"""

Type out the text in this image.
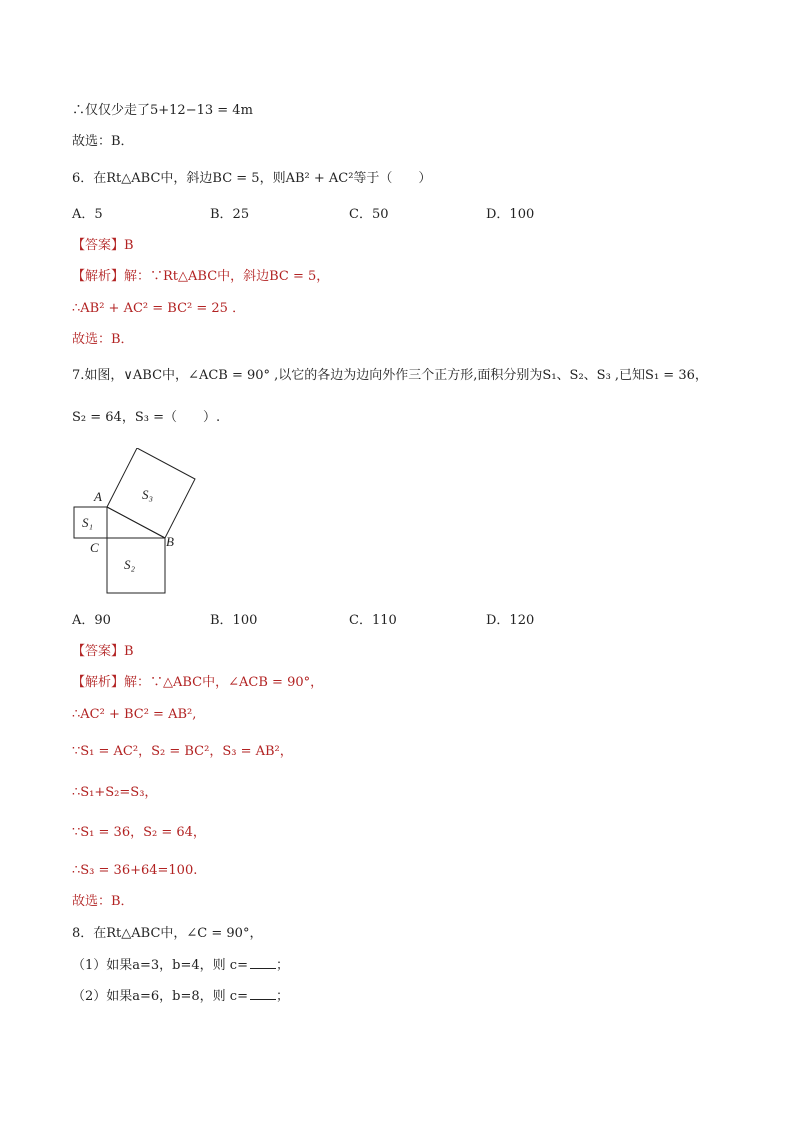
∴仅仅少走了5+12−13 = 4m
故选：B．
6．在Rt△ABC中，斜边BC = 5，则AB² + AC²等于（　　）
A．5	B．25	C．50	D．100
【答案】B
【解析】解：∵Rt△ABC中，斜边BC = 5，
∴AB² + AC² = BC² = 25 ．
故选：B．
7.如图，∨ABC中，∠ACB = 90° ,以它的各边为边向外作三个正方形,面积分别为S₁、S₂、S₃ ,已知S₁ = 36，
S₂ = 64，S₃ =（　　）.
A
B
C
S₁
S₂
S₃
A．90	B．100	C．110	D．120
【答案】B
【解析】解：∵△ABC中，∠ACB = 90°，
∴AC² + BC² = AB²,
∵S₁ = AC²，S₂ = BC²，S₃ = AB²，
∴S₁+S₂=S₃，
∵S₁ = 36，S₂ = 64，
∴S₃ = 36+64=100.
故选：B．
8．在Rt△ABC中，∠C = 90°，
（1）如果a=3，b=4，则 c= ；
（2）如果a=6，b=8，则 c= ；
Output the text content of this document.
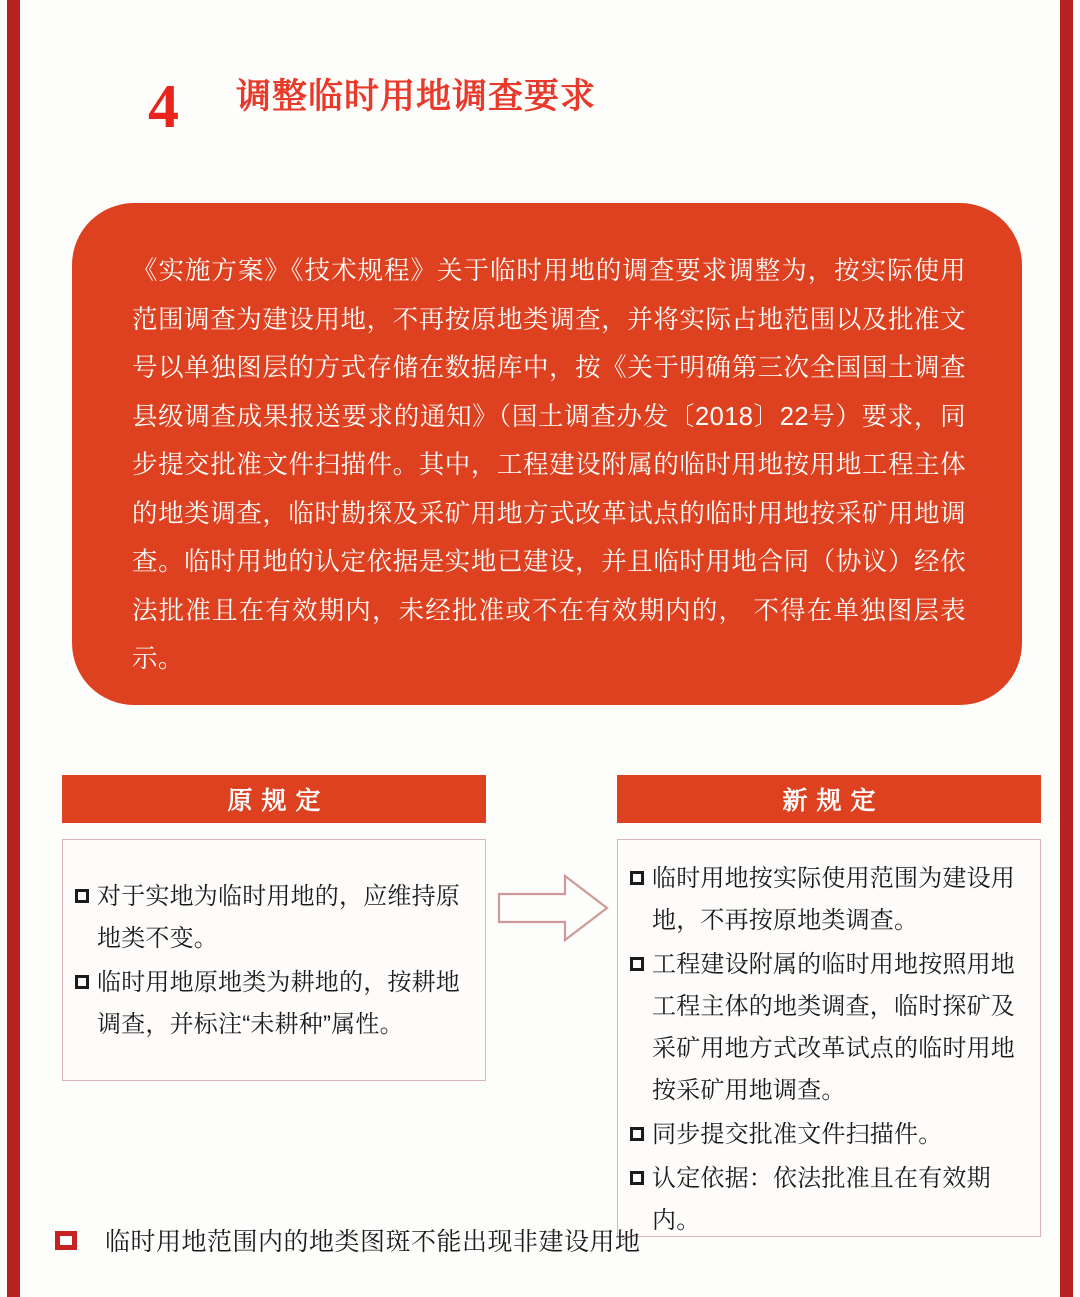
4 调整临时用地调查要求
《实施方案》《技术规程》关于临时用地的调查要求调整为，按实际使用范围调查为建设用地，不再按原地类调查，并将实际占地范围以及批准文号以单独图层的方式存储在数据库中，按《关于明确第三次全国国土调查县级调查成果报送要求的通知》（国土调查办发〔2018〕22号）要求，同步提交批准文件扫描件。其中，工程建设附属的临时用地按用地工程主体的地类调查，临时勘探及采矿用地方式改革试点的临时用地按采矿用地调查。临时用地的认定依据是实地已建设，并且临时用地合同（协议）经依法批准且在有效期内，未经批准或不在有效期内的， 不得在单独图层表示。
原规定
对于实地为临时用地的，应维持原地类不变。
临时用地原地类为耕地的，按耕地调查，并标注“未耕种”属性。
新规定
临时用地按实际使用范围为建设用地，不再按原地类调查。
工程建设附属的临时用地按照用地工程主体的地类调查，临时探矿及采矿用地方式改革试点的临时用地按采矿用地调查。
同步提交批准文件扫描件。
认定依据：依法批准且在有效期内。
临时用地范围内的地类图斑不能出现非建设用地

"""

Gather each line in these records that contains the string "this".

- [Solved problem]:
Type out the text in this image.
Output the text content of this document.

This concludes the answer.